[[ RECORDS SHOWN, beginning ]]

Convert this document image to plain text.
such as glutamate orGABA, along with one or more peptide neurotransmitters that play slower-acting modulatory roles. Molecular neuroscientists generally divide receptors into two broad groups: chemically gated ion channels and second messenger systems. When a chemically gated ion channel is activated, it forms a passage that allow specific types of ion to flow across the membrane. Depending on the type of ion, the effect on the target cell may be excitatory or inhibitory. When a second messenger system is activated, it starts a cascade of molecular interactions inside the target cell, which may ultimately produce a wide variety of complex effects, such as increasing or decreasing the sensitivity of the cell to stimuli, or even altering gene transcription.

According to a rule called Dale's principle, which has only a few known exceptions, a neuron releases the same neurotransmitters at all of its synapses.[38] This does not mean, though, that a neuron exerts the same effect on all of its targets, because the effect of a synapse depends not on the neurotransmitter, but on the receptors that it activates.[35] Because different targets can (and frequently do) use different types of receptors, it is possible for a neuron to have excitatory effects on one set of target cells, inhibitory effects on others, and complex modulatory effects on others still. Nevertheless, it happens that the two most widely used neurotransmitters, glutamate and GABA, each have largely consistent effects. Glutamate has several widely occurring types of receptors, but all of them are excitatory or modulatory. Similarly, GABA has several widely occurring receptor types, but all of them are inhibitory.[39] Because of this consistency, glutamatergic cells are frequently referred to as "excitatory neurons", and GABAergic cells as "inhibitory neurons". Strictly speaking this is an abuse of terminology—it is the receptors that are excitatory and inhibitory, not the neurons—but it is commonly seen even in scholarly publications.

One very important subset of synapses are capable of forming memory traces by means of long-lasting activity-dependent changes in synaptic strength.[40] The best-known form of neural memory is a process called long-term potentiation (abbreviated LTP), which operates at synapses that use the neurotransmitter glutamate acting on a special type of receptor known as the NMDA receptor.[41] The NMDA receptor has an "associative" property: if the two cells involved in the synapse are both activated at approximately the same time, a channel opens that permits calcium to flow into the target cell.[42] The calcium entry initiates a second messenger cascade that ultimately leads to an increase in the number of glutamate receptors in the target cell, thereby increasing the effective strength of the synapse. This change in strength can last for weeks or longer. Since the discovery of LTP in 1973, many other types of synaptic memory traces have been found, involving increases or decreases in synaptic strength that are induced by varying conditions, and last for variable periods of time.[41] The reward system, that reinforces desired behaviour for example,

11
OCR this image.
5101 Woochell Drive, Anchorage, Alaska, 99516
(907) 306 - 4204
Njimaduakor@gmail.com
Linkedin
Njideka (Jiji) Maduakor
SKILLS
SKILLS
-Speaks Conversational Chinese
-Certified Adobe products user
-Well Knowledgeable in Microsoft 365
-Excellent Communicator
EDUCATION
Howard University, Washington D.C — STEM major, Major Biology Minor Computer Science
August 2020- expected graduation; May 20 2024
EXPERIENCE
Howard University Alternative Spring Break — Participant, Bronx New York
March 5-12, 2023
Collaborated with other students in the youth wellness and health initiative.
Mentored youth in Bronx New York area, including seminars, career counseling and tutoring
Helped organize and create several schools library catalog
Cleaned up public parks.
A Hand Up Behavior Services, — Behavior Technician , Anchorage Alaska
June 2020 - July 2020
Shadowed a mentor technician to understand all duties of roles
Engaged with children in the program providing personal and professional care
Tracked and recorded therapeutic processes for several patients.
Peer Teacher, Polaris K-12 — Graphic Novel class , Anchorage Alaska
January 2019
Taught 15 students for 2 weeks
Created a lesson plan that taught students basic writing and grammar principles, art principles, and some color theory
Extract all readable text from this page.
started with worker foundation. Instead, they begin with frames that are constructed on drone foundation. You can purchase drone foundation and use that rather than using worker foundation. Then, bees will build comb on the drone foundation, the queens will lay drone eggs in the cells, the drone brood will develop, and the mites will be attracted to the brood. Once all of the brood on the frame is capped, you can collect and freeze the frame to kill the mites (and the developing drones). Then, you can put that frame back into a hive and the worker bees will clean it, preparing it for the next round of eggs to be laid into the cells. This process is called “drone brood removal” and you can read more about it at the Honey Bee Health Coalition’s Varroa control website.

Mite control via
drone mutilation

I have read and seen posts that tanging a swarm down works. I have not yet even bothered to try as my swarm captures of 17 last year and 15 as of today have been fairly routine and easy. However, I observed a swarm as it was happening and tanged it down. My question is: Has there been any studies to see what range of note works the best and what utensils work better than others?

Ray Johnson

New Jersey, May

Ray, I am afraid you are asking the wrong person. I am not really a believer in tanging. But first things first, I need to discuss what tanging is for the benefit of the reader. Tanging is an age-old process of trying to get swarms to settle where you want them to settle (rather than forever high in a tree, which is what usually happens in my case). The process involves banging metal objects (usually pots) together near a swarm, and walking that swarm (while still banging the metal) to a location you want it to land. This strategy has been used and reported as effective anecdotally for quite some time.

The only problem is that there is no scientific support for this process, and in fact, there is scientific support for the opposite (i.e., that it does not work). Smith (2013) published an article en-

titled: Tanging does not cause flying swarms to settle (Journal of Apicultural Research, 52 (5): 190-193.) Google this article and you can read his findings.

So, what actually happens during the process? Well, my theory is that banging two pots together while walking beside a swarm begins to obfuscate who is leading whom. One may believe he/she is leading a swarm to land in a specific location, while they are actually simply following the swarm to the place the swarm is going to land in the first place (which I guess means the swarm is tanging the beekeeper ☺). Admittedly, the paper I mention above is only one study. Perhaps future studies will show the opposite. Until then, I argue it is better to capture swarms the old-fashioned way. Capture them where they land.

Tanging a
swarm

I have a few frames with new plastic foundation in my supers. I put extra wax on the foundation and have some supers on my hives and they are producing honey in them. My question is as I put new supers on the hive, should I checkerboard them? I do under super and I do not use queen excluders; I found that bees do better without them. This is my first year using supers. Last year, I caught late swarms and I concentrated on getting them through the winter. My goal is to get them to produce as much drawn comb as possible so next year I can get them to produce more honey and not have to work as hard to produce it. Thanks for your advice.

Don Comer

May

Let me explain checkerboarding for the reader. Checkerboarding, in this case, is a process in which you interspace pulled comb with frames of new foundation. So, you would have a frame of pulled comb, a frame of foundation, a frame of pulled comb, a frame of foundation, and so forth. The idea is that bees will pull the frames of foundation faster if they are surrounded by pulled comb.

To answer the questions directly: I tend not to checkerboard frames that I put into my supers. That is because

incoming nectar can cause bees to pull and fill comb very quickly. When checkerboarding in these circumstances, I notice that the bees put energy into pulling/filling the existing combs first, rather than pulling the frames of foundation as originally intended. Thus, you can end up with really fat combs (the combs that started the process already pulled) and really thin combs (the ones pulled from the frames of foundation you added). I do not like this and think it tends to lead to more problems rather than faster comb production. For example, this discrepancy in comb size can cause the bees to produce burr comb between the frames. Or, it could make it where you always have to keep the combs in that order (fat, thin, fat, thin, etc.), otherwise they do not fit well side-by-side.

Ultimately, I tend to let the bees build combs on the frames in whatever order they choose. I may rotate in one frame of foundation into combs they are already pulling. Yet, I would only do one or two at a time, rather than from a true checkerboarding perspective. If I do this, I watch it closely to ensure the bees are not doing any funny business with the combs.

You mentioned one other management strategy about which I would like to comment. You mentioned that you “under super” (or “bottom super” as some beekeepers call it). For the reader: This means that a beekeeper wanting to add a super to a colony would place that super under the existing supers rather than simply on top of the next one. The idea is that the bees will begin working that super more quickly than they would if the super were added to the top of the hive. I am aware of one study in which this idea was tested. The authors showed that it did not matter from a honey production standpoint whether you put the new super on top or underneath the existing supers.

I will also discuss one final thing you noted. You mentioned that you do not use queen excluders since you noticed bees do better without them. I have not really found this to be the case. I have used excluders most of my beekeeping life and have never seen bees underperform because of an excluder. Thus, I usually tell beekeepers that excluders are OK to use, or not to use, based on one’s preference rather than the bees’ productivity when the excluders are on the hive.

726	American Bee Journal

[[ RECORDS SHOWN, end ]]

### TASK REQUIREMENTS
Look through the listing and extract every line with "checkerboarding" in it.

### RESPONSE TO THE TASK
Let me explain checkerboarding for the reader. Checkerboarding, in this case, is a process in which you interspace pulled comb with frames of new foundation. So, you would have a frame of pulled comb, a frame of foundation, a frame of pulled comb, a frame of foundation, and so forth. The idea is that bees will pull the frames of foundation faster if they are surrounded by pulled comb.
incoming nectar can cause bees to pull and fill comb very quickly. When checkerboarding in these circumstances, I notice that the bees put energy into pulling/filling the existing combs first, rather than pulling the frames of foundation as originally intended. Thus, you can end up with really fat combs (the combs that started the process already pulled) and really thin combs (the ones pulled from the frames of foundation you added). I do not like this and think it tends to lead to more problems rather than faster comb production. For example, this discrepancy in comb size can cause the bees to produce burr comb between the frames. Or, it could make it where you always have to keep the combs in that order (fat, thin, fat, thin, etc.), otherwise they do not fit well side-by-side.
Ultimately, I tend to let the bees build combs on the frames in whatever order they choose. I may rotate in one frame of foundation into combs they are already pulling. Yet, I would only do one or two at a time, rather than from a true checkerboarding perspective. If I do this, I watch it closely to ensure the bees are not doing any funny business with the combs.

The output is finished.